

  1. i agree with number one completely - let me eat my own damn entree!!!

  2. I rather thought it might be a parody or a hoax (which is why I asked someone to confirm my suspicions), but it's such a good one that it takes a considerable amount of exploration to realize it. The sad thing is, given the silliness coming from creationists and intelligent design advocates these days, I'm still not 100% sure it's a hoax. Just 99% sure.

  3. Agreed, it’s a spoof. A very good one though. And some of the links are genuine, which makes it hard to tell. But look at the Creation Science Fair. - scroll down to the school projects.

  4. Other than the sheer idiocy of parts of the site (like the "science" fair), where exactly on the site do you find any indication that it's a spoof?

    They sure have put a lot of work into disguising it if it is indeed a hoax - there's a lot of stuff in their store that I can't picture anyone but a true believer wearing.

    I'd be willing to believe it's a hoax, but I don't yet. Nothing I've seen on that site seems like anything other than standard fundamentalist craziness.

  5. I'm starting to feel a bit better. I thought I was the only one who had thought it might be legitimate.

  6. Well…

    Elementary School Level

    1st Place: "My Uncle Is A Man Named Steve (Not A Monkey)"

    Cassidy Turnbull (grade 5) presented her uncle, Steve. She also showed photographs of monkeys and invited fairgoers to note the differences between her uncle and the monkeys. She tried to feed her uncle bananas, but he declined to eat them. Cassidy has conclusively shown that her uncle is no monkey.

    Middle School Level

    1st Place: "Life Doesn't Come From Non-Life"

    Patricia Lewis (grade 8) did an experiment to see if life can evolve from non-life. Patricia placed all the non-living ingredients of life - carbon (a charcoal briquet), purified water, and assorted minerals (a multi-vitamin) - into a sealed glass jar. The jar was left undisturbed, being exposed only to sunlight, for three weeks. (Patricia also prayed to God not to do anything miraculous during the course of the experiment, so as not to disqualify the findings.) No life evolved. This shows that life cannot come from non-life through natural processes.

    2nd Place: "Women Were Designed For Homemaking"

    Jonathan Goode (grade 7) applied findings from many fields of science to support his conclusion that God designed women for homemaking: physics shows that women have a lower center of gravity than men, making them more suited to carrying groceries and laundry baskets; biology shows that women were designed to carry un-born babies in their wombs and to feed born babies milk, making them the natural choice for child rearing; social sciences show that the wages for women workers are lower than for normal workers, meaning that they are unable to work as well and thus earn equal pay; and exegetics shows that God created Eve as a companion for Adam, not as a co-worker.

    You really don't think that is a spoof?

  7. Actually, the "life from nonlife" experiment sounded like something creationists would use to refute abiogenesis.

▶ _Data section_

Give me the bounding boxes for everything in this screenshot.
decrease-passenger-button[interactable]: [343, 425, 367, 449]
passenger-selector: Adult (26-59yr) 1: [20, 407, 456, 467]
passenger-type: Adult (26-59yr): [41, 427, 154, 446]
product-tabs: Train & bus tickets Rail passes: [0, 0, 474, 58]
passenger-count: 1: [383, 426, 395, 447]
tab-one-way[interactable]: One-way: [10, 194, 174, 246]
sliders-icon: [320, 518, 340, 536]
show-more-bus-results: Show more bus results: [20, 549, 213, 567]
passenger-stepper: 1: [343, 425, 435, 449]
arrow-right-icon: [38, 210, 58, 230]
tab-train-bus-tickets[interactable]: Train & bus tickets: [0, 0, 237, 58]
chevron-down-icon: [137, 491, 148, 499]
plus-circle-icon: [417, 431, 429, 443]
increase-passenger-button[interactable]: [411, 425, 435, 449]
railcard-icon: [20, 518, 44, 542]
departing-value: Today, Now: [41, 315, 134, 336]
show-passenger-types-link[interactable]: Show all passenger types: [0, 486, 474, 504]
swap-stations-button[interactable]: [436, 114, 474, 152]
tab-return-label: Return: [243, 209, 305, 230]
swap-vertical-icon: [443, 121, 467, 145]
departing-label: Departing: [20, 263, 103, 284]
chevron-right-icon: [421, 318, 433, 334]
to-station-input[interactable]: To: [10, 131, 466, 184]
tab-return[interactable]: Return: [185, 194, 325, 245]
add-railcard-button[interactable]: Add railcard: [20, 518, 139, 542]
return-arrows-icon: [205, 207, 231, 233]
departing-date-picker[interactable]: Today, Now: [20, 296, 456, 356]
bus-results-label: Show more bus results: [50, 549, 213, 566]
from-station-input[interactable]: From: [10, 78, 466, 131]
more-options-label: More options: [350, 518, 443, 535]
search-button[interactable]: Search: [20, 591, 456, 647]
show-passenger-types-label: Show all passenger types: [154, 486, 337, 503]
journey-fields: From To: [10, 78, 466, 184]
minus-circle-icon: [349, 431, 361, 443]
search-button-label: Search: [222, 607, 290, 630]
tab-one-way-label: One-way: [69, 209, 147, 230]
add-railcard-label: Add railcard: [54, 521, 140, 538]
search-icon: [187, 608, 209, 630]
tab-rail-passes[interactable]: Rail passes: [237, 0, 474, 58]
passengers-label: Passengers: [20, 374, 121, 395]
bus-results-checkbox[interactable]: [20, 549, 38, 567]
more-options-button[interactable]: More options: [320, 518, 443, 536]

▶ _Description of the task_
Please say what Patricia Lewis used for carbon in her jar, according to the comment thread. You can leave the lines aside.

▶ _Solution below_
A charcoal briquet.